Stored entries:
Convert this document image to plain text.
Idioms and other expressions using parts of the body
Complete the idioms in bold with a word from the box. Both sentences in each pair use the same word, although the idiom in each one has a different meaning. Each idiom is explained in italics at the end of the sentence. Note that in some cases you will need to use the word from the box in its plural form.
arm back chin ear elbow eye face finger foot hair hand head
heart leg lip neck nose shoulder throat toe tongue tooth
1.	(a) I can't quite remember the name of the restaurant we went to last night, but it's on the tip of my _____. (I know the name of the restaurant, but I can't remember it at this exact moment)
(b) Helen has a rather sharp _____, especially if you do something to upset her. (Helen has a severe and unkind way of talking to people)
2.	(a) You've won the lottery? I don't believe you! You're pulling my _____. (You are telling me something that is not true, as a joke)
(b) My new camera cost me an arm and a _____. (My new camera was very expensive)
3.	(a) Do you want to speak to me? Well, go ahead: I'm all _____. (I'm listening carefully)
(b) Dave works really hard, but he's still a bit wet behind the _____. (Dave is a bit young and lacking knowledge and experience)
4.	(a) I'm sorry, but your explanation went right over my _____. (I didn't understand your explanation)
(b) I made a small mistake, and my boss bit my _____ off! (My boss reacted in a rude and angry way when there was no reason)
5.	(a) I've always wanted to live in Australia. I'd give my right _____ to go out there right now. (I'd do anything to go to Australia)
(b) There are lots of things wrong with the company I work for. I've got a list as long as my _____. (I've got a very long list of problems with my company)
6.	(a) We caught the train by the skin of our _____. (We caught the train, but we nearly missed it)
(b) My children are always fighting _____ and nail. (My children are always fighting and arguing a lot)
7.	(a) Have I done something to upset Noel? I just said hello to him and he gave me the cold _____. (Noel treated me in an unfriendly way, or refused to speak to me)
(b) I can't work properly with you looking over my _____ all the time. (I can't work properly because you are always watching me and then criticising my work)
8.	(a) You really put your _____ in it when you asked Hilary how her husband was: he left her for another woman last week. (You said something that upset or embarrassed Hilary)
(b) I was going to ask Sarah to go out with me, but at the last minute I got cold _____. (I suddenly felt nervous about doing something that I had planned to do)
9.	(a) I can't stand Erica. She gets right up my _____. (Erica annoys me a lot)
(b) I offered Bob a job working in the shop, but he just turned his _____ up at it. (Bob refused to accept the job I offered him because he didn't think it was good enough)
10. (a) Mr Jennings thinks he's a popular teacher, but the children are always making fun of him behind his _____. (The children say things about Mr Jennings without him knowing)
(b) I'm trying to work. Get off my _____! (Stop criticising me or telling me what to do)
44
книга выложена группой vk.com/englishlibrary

--- TASK BRIEF ---
Gather each line of the listing containing the word "went" and show it.

--- COMPLETED TASK ---
1.	(a) I can't quite remember the name of the restaurant we went to last night, but it's on the tip of my _____. (I know the name of the restaurant, but I can't remember it at this exact moment)
4.	(a) I'm sorry, but your explanation went right over my _____. (I didn't understand your explanation)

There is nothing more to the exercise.